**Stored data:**
— BEGIN —

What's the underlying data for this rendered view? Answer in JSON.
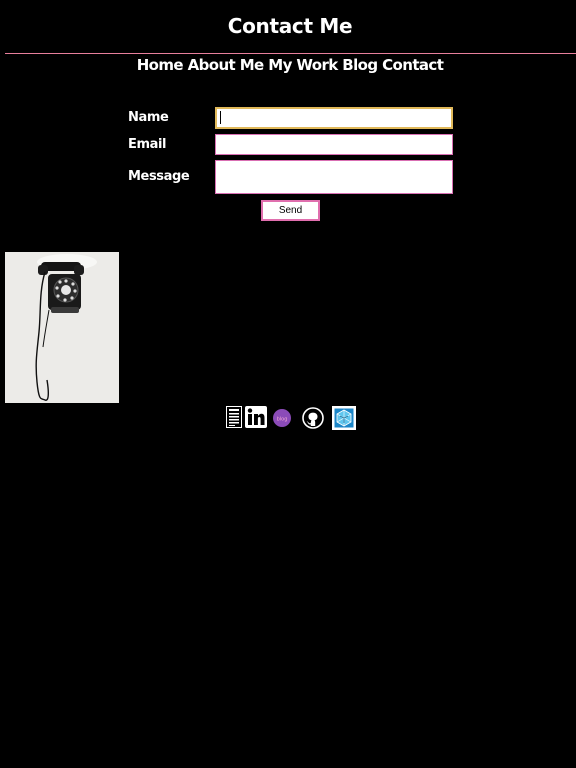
{
  "header": {
    "title": "Contact Me"
  },
  "nav": {
    "items": [
      "Home",
      "About Me",
      "My Work",
      "Blog",
      "Contact"
    ]
  },
  "form": {
    "name_label": "Name",
    "email_label": "Email",
    "message_label": "Message",
    "name_value": "",
    "email_value": "",
    "message_value": "",
    "send_label": "Send"
  },
  "photo": {
    "description_icon": "rotary-telephone-photo"
  },
  "socials": {
    "icons": [
      "resume-icon",
      "linkedin-icon",
      "blog-badge-icon",
      "github-icon",
      "codepen-cube-icon"
    ],
    "blog_badge_text": "blog"
  },
  "colors": {
    "background": "#000000",
    "text": "#ffffff",
    "accent_pink": "#e87f9c",
    "field_border": "#d96fb3",
    "focus_border": "#e1b95a"
  }
}
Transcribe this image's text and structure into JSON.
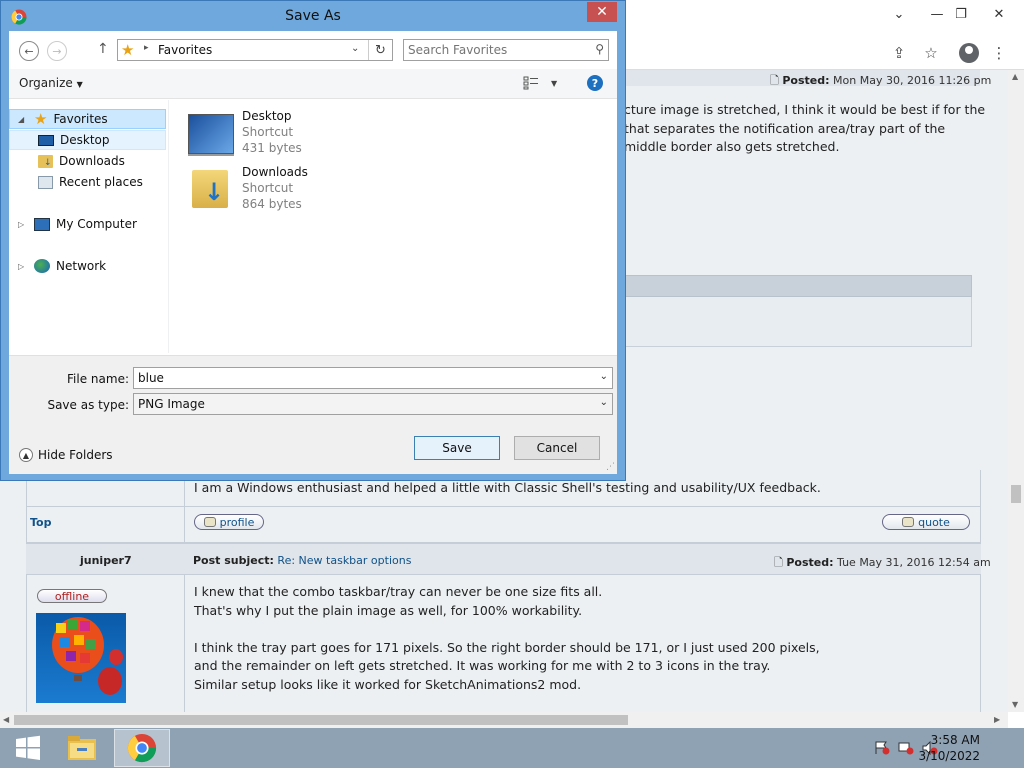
{
  "browser": {
    "posted1": {
      "label": "Posted:",
      "value": "Mon May 30, 2016 11:26 pm"
    },
    "post1_lines": [
      "cture image is stretched, I think it would be best if for the",
      "that separates the notification area/tray part of the",
      "middle border also gets stretched."
    ],
    "signature_line": "I am a Windows enthusiast and helped a little with Classic Shell's testing and usability/UX feedback.",
    "top_link": "Top",
    "profile_button": "profile",
    "quote_button": "quote",
    "post2": {
      "author": "juniper7",
      "subject_label": "Post subject:",
      "subject_value": "Re: New taskbar options",
      "posted_label": "Posted:",
      "posted_value": "Tue May 31, 2016 12:54 am",
      "status": "offline",
      "lines": [
        "I knew that the combo taskbar/tray can never be one size fits all.",
        "That's why I put the plain image as well, for 100% workability.",
        "",
        "I think the tray part goes for 171 pixels. So the right border should be 171, or I just used 200 pixels,",
        "and the remainder on left gets stretched. It was working for me with 2 to 3 icons in the tray.",
        "Similar setup looks like it worked for SketchAnimations2 mod."
      ]
    }
  },
  "dialog": {
    "title": "Save As",
    "address": "Favorites",
    "search_placeholder": "Search Favorites",
    "organize_label": "Organize",
    "tree": {
      "favorites": "Favorites",
      "desktop": "Desktop",
      "downloads": "Downloads",
      "recent": "Recent places",
      "computer": "My Computer",
      "network": "Network"
    },
    "files": [
      {
        "name": "Desktop",
        "type": "Shortcut",
        "size": "431 bytes"
      },
      {
        "name": "Downloads",
        "type": "Shortcut",
        "size": "864 bytes"
      }
    ],
    "file_name_label": "File name:",
    "file_name_value": "blue",
    "save_type_label": "Save as type:",
    "save_type_value": "PNG Image",
    "save_button": "Save",
    "cancel_button": "Cancel",
    "hide_folders": "Hide Folders"
  },
  "taskbar": {
    "time": "3:58 AM",
    "date": "3/10/2022"
  },
  "colors": {
    "dialog_frame": "#6fa8dc",
    "close_button": "#c75050",
    "selection": "#cce8ff",
    "taskbar": "#8fa2b4",
    "forum_link": "#105289"
  }
}
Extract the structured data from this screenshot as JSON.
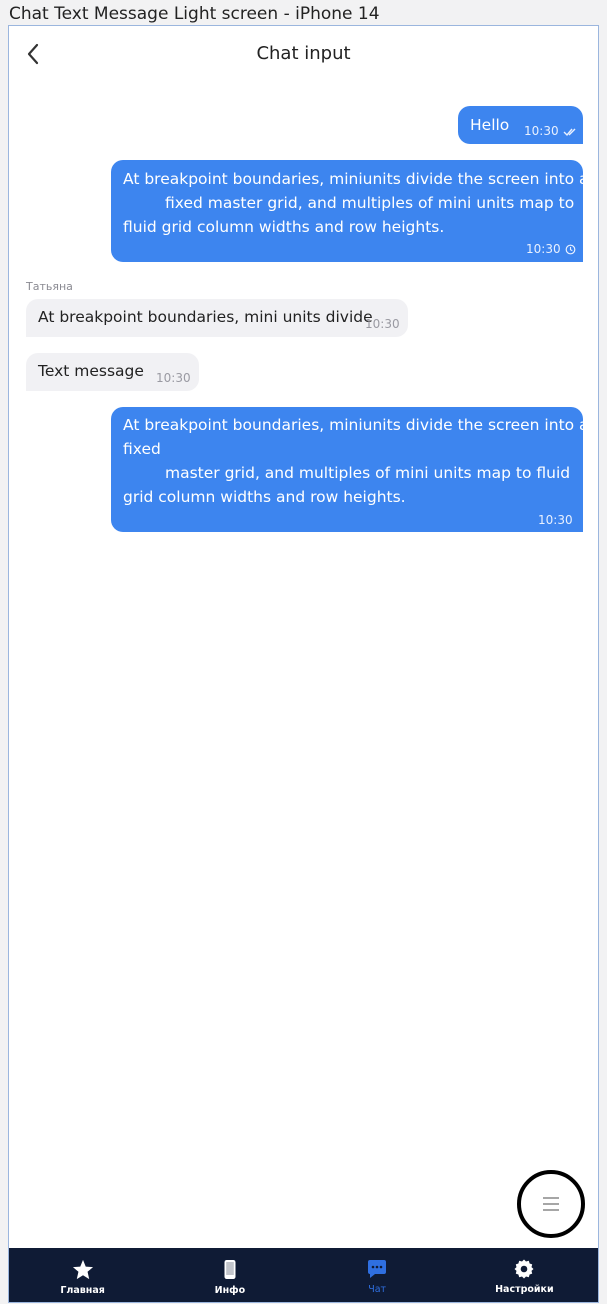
{
  "frame_title": "Chat Text Message Light screen - iPhone 14",
  "header": {
    "title": "Chat input"
  },
  "messages": [
    {
      "text": "Hello",
      "time": "10:30",
      "status": "double-check-icon"
    },
    {
      "lines": [
        "At breakpoint boundaries, miniunits divide the screen into a",
        "fixed master grid, and multiples of mini units map to",
        "fluid grid column widths and row heights."
      ],
      "time": "10:30",
      "status": "clock-icon"
    },
    {
      "sender": "Татьяна",
      "text": "At breakpoint boundaries, mini units divide",
      "time": "10:30"
    },
    {
      "text": "Text message",
      "time": "10:30"
    },
    {
      "lines": [
        "At breakpoint boundaries, miniunits divide the screen into a",
        "fixed",
        "master grid, and multiples of mini units map to fluid",
        "grid column widths and row heights."
      ],
      "time": "10:30"
    }
  ],
  "fab": {
    "icon": "menu-icon"
  },
  "tabs": [
    {
      "label": "Главная",
      "icon": "star-icon",
      "active": false
    },
    {
      "label": "Инфо",
      "icon": "phone-icon",
      "active": false
    },
    {
      "label": "Чат",
      "icon": "chat-icon",
      "active": true
    },
    {
      "label": "Настройки",
      "icon": "gear-icon",
      "active": false
    }
  ],
  "colors": {
    "accent": "#3d85ef",
    "tab_bar": "#0f1b35",
    "active_tab": "#2f6fe0",
    "incoming_bubble": "#f1f1f4"
  }
}
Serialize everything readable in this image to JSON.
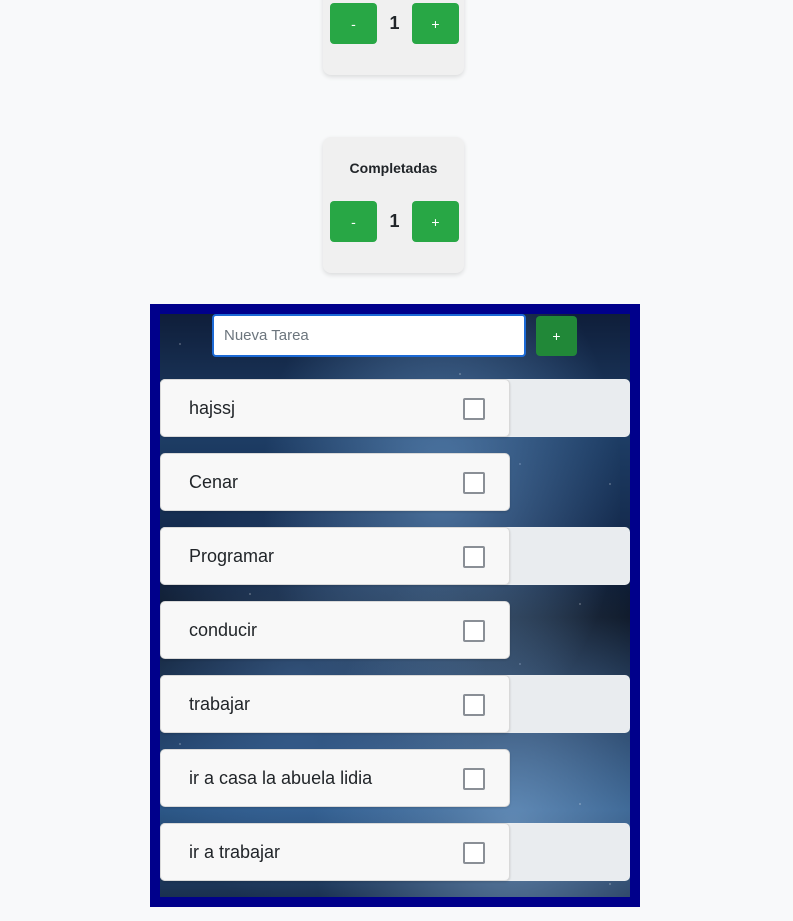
{
  "top_counter": {
    "decrement_label": "-",
    "value": "1",
    "increment_label": "+"
  },
  "completed_counter": {
    "title": "Completadas",
    "decrement_label": "-",
    "value": "1",
    "increment_label": "+"
  },
  "new_task": {
    "placeholder": "Nueva Tarea",
    "value": "",
    "add_label": "+"
  },
  "tasks": [
    {
      "text": "hajssj",
      "checked": false
    },
    {
      "text": "Cenar",
      "checked": false
    },
    {
      "text": "Programar",
      "checked": false
    },
    {
      "text": "conducir",
      "checked": false
    },
    {
      "text": "trabajar",
      "checked": false
    },
    {
      "text": "ir a casa la abuela lidia",
      "checked": false
    },
    {
      "text": "ir a trabajar",
      "checked": false
    }
  ],
  "colors": {
    "button_green": "#28a745",
    "panel_border": "#00008b",
    "input_focus_border": "#1c6ad6"
  }
}
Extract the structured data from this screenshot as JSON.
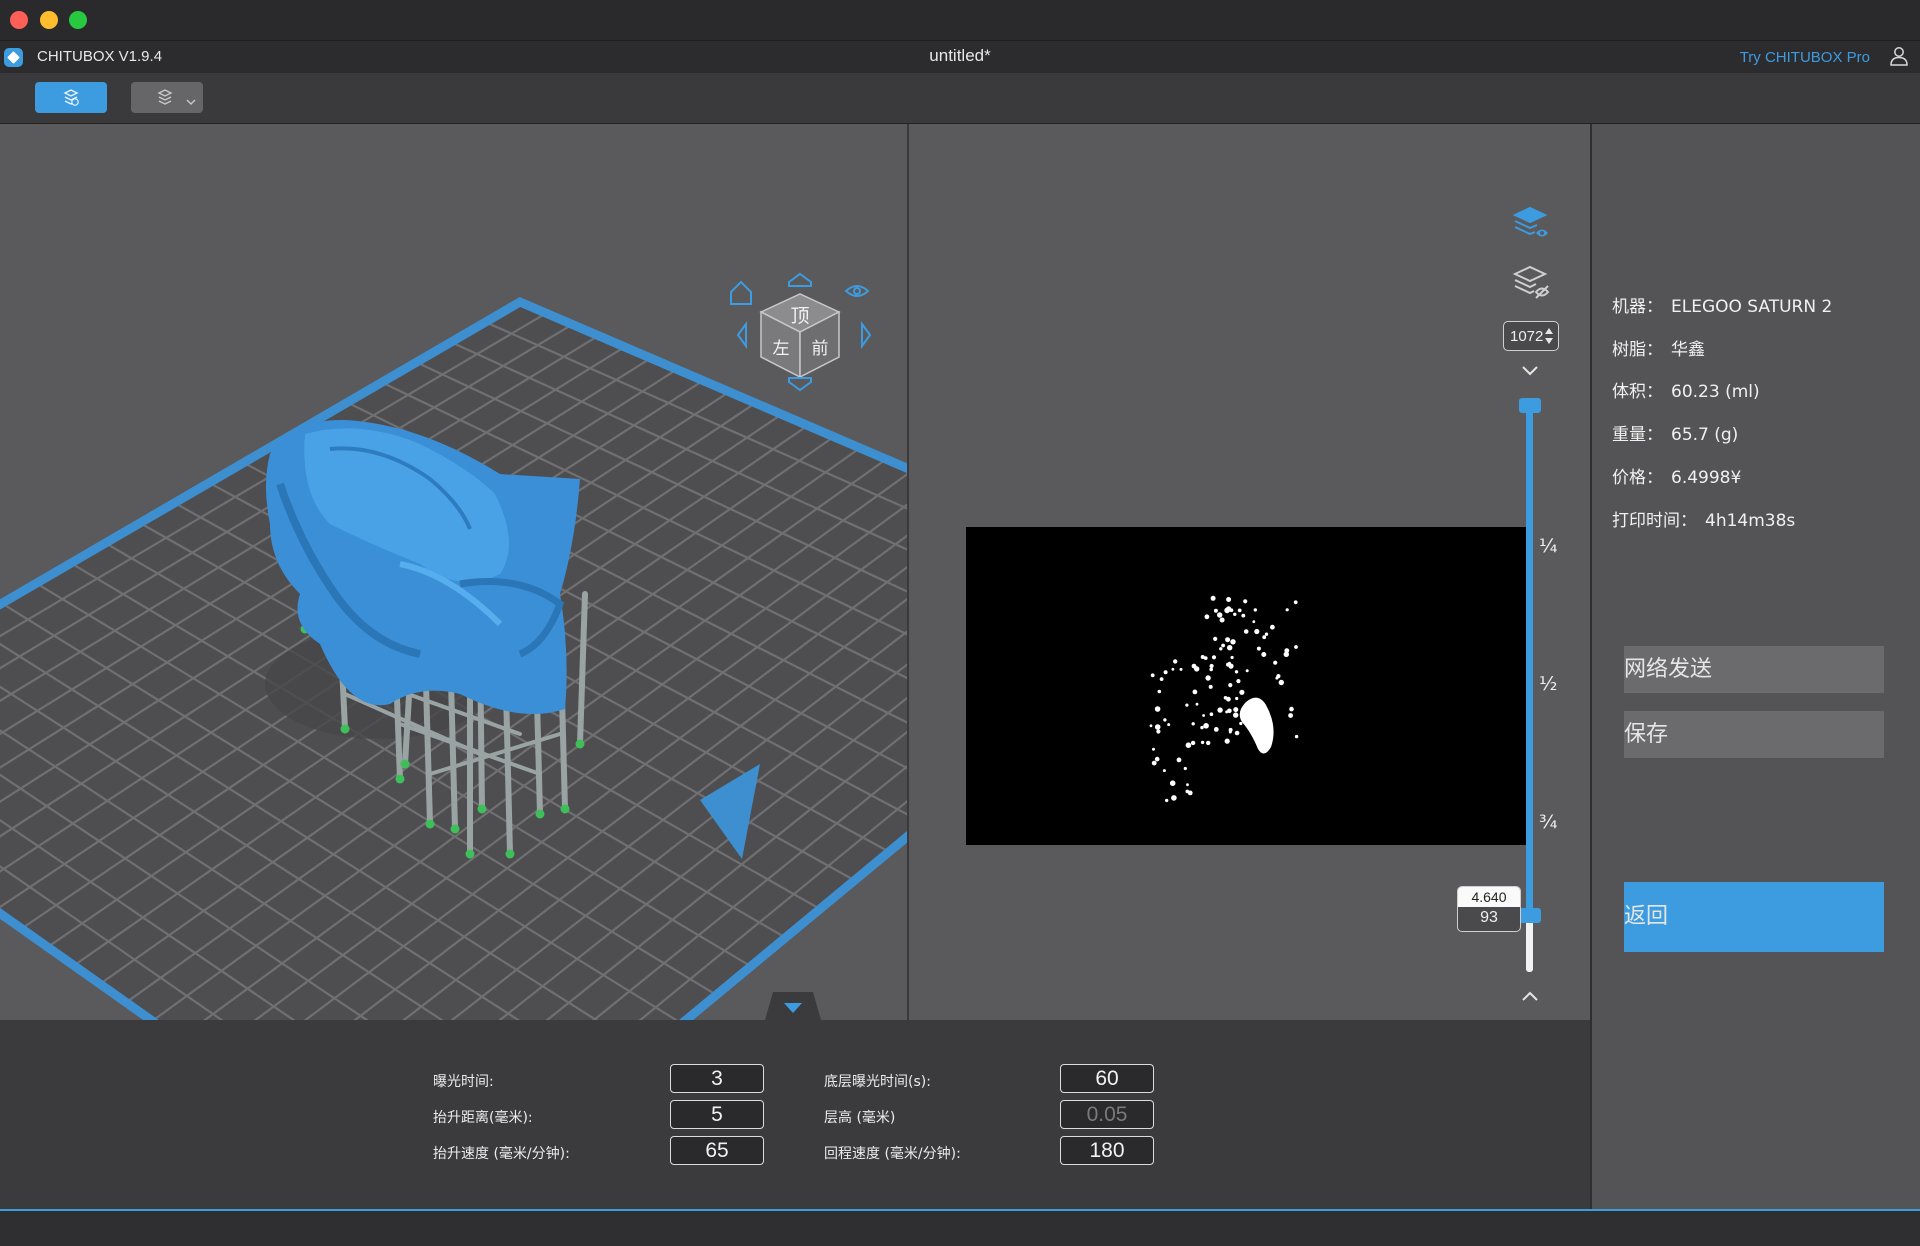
{
  "app": {
    "name": "CHITUBOX V1.9.4",
    "document_title": "untitled*",
    "try_pro": "Try CHITUBOX Pro"
  },
  "view_cube": {
    "top_face": "顶",
    "left_face": "左",
    "front_face": "前"
  },
  "layers": {
    "top_layer": "1072",
    "bottom_layer": "93",
    "bottom_height": "4.640",
    "marks": [
      "¼",
      "½",
      "¾"
    ]
  },
  "info": {
    "machine_label": "机器：",
    "machine_value": "ELEGOO SATURN 2",
    "resin_label": "树脂：",
    "resin_value": "华鑫",
    "volume_label": "体积：",
    "volume_value": "60.23 (ml)",
    "weight_label": "重量：",
    "weight_value": "65.7 (g)",
    "price_label": "价格：",
    "price_value": "6.4998¥",
    "time_label": "打印时间：",
    "time_value": "4h14m38s"
  },
  "buttons": {
    "send": "网络发送",
    "save": "保存",
    "back": "返回"
  },
  "params": {
    "exposure_label": "曝光时间:",
    "exposure_value": "3",
    "bottom_exposure_label": "底层曝光时间(s):",
    "bottom_exposure_value": "60",
    "lift_distance_label": "抬升距离(毫米):",
    "lift_distance_value": "5",
    "layer_height_label": "层高 (毫米)",
    "layer_height_value": "0.05",
    "lift_speed_label": "抬升速度 (毫米/分钟):",
    "lift_speed_value": "65",
    "retract_speed_label": "回程速度 (毫米/分钟):",
    "retract_speed_value": "180"
  },
  "colors": {
    "accent": "#3d9be0",
    "model": "#3a8fd6",
    "panel": "#5a5a5c",
    "close": "#ff5f57",
    "minimize": "#febc2e",
    "maximize": "#28c840"
  }
}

— END —

**EXERCISE DIRECTIONS:** Pictures don't belong in the copy. Restate all the entries exactly.

**SOLUTION FOR THIS TASK:**
What's the underlying data for this rendered view? Answer in JSON.
{
  "header": {
    "title": "Contact Me"
  },
  "nav": {
    "items": [
      "Home",
      "About Me",
      "My Work",
      "Blog",
      "Contact"
    ]
  },
  "form": {
    "name_label": "Name",
    "email_label": "Email",
    "message_label": "Message",
    "name_value": "",
    "email_value": "",
    "message_value": "",
    "send_label": "Send"
  },
  "photo": {
    "description_icon": "rotary-telephone-photo"
  },
  "socials": {
    "icons": [
      "resume-icon",
      "linkedin-icon",
      "blog-badge-icon",
      "github-icon",
      "codepen-cube-icon"
    ],
    "blog_badge_text": "blog"
  },
  "colors": {
    "background": "#000000",
    "text": "#ffffff",
    "accent_pink": "#e87f9c",
    "field_border": "#d96fb3",
    "focus_border": "#e1b95a"
  }
}
Transcribe this image's text and structure into JSON.
{
  "browser": {
    "posted1": {
      "label": "Posted:",
      "value": "Mon May 30, 2016 11:26 pm"
    },
    "post1_lines": [
      "cture image is stretched, I think it would be best if for the",
      "that separates the notification area/tray part of the",
      "middle border also gets stretched."
    ],
    "signature_line": "I am a Windows enthusiast and helped a little with Classic Shell's testing and usability/UX feedback.",
    "top_link": "Top",
    "profile_button": "profile",
    "quote_button": "quote",
    "post2": {
      "author": "juniper7",
      "subject_label": "Post subject:",
      "subject_value": "Re: New taskbar options",
      "posted_label": "Posted:",
      "posted_value": "Tue May 31, 2016 12:54 am",
      "status": "offline",
      "lines": [
        "I knew that the combo taskbar/tray can never be one size fits all.",
        "That's why I put the plain image as well, for 100% workability.",
        "",
        "I think the tray part goes for 171 pixels. So the right border should be 171, or I just used 200 pixels,",
        "and the remainder on left gets stretched. It was working for me with 2 to 3 icons in the tray.",
        "Similar setup looks like it worked for SketchAnimations2 mod."
      ]
    }
  },
  "dialog": {
    "title": "Save As",
    "address": "Favorites",
    "search_placeholder": "Search Favorites",
    "organize_label": "Organize",
    "tree": {
      "favorites": "Favorites",
      "desktop": "Desktop",
      "downloads": "Downloads",
      "recent": "Recent places",
      "computer": "My Computer",
      "network": "Network"
    },
    "files": [
      {
        "name": "Desktop",
        "type": "Shortcut",
        "size": "431 bytes"
      },
      {
        "name": "Downloads",
        "type": "Shortcut",
        "size": "864 bytes"
      }
    ],
    "file_name_label": "File name:",
    "file_name_value": "blue",
    "save_type_label": "Save as type:",
    "save_type_value": "PNG Image",
    "save_button": "Save",
    "cancel_button": "Cancel",
    "hide_folders": "Hide Folders"
  },
  "taskbar": {
    "time": "3:58 AM",
    "date": "3/10/2022"
  },
  "colors": {
    "dialog_frame": "#6fa8dc",
    "close_button": "#c75050",
    "selection": "#cce8ff",
    "taskbar": "#8fa2b4",
    "forum_link": "#105289"
  }
}
Extract the structured data from this screenshot as JSON.
{
  "frame_title": "Chat Text Message Light screen - iPhone 14",
  "header": {
    "title": "Chat input"
  },
  "messages": [
    {
      "text": "Hello",
      "time": "10:30",
      "status": "double-check-icon"
    },
    {
      "lines": [
        "At breakpoint boundaries, miniunits divide the screen into a",
        "fixed master grid, and multiples of mini units map to",
        "fluid grid column widths and row heights."
      ],
      "time": "10:30",
      "status": "clock-icon"
    },
    {
      "sender": "Татьяна",
      "text": "At breakpoint boundaries, mini units divide",
      "time": "10:30"
    },
    {
      "text": "Text message",
      "time": "10:30"
    },
    {
      "lines": [
        "At breakpoint boundaries, miniunits divide the screen into a",
        "fixed",
        "master grid, and multiples of mini units map to fluid",
        "grid column widths and row heights."
      ],
      "time": "10:30"
    }
  ],
  "fab": {
    "icon": "menu-icon"
  },
  "tabs": [
    {
      "label": "Главная",
      "icon": "star-icon",
      "active": false
    },
    {
      "label": "Инфо",
      "icon": "phone-icon",
      "active": false
    },
    {
      "label": "Чат",
      "icon": "chat-icon",
      "active": true
    },
    {
      "label": "Настройки",
      "icon": "gear-icon",
      "active": false
    }
  ],
  "colors": {
    "accent": "#3d85ef",
    "tab_bar": "#0f1b35",
    "active_tab": "#2f6fe0",
    "incoming_bubble": "#f1f1f4"
  }
}
Serialize everything readable in this image to JSON.
{
  "top_counter": {
    "decrement_label": "-",
    "value": "1",
    "increment_label": "+"
  },
  "completed_counter": {
    "title": "Completadas",
    "decrement_label": "-",
    "value": "1",
    "increment_label": "+"
  },
  "new_task": {
    "placeholder": "Nueva Tarea",
    "value": "",
    "add_label": "+"
  },
  "tasks": [
    {
      "text": "hajssj",
      "checked": false
    },
    {
      "text": "Cenar",
      "checked": false
    },
    {
      "text": "Programar",
      "checked": false
    },
    {
      "text": "conducir",
      "checked": false
    },
    {
      "text": "trabajar",
      "checked": false
    },
    {
      "text": "ir a casa la abuela lidia",
      "checked": false
    },
    {
      "text": "ir a trabajar",
      "checked": false
    }
  ],
  "colors": {
    "button_green": "#28a745",
    "panel_border": "#00008b",
    "input_focus_border": "#1c6ad6"
  }
}
Extract the structured data from this screenshot as JSON.
{
  "app": {
    "name": "CHITUBOX V1.9.4",
    "document_title": "untitled*",
    "try_pro": "Try CHITUBOX Pro"
  },
  "view_cube": {
    "top_face": "顶",
    "left_face": "左",
    "front_face": "前"
  },
  "layers": {
    "top_layer": "1072",
    "bottom_layer": "93",
    "bottom_height": "4.640",
    "marks": [
      "¼",
      "½",
      "¾"
    ]
  },
  "info": {
    "machine_label": "机器：",
    "machine_value": "ELEGOO SATURN 2",
    "resin_label": "树脂：",
    "resin_value": "华鑫",
    "volume_label": "体积：",
    "volume_value": "60.23 (ml)",
    "weight_label": "重量：",
    "weight_value": "65.7 (g)",
    "price_label": "价格：",
    "price_value": "6.4998¥",
    "time_label": "打印时间：",
    "time_value": "4h14m38s"
  },
  "buttons": {
    "send": "网络发送",
    "save": "保存",
    "back": "返回"
  },
  "params": {
    "exposure_label": "曝光时间:",
    "exposure_value": "3",
    "bottom_exposure_label": "底层曝光时间(s):",
    "bottom_exposure_value": "60",
    "lift_distance_label": "抬升距离(毫米):",
    "lift_distance_value": "5",
    "layer_height_label": "层高 (毫米)",
    "layer_height_value": "0.05",
    "lift_speed_label": "抬升速度 (毫米/分钟):",
    "lift_speed_value": "65",
    "retract_speed_label": "回程速度 (毫米/分钟):",
    "retract_speed_value": "180"
  },
  "colors": {
    "accent": "#3d9be0",
    "model": "#3a8fd6",
    "panel": "#5a5a5c",
    "close": "#ff5f57",
    "minimize": "#febc2e",
    "maximize": "#28c840"
  }
}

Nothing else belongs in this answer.